Excerpted data:
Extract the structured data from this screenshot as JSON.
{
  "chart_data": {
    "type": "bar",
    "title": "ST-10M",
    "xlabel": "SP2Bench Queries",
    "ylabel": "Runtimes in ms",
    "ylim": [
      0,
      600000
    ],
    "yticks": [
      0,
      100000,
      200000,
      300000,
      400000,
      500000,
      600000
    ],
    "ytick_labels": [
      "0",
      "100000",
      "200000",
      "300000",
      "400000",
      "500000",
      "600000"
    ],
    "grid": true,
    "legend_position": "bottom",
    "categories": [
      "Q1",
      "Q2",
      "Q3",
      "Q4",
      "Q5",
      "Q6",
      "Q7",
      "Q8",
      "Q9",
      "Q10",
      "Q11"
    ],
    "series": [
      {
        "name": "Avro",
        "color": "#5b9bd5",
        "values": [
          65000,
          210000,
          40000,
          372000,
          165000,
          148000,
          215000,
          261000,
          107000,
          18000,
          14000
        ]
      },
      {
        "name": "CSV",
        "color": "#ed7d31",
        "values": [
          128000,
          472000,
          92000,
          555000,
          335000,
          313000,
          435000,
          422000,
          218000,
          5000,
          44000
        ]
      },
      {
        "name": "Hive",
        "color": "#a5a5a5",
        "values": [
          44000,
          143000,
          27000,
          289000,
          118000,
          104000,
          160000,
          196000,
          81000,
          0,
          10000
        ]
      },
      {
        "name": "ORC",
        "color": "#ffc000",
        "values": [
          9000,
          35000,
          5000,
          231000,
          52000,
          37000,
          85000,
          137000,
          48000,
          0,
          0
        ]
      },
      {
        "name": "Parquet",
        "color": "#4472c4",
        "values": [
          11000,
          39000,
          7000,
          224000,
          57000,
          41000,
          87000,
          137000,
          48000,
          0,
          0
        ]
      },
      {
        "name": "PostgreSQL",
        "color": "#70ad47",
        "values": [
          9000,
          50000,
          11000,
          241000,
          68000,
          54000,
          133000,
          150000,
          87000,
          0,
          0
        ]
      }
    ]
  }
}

What is asked:
Gather all lines from the records above in which "name" appears.

Problem solution:
        "name": "Avro",
        "name": "CSV",
        "name": "Hive",
        "name": "ORC",
        "name": "Parquet",
        "name": "PostgreSQL",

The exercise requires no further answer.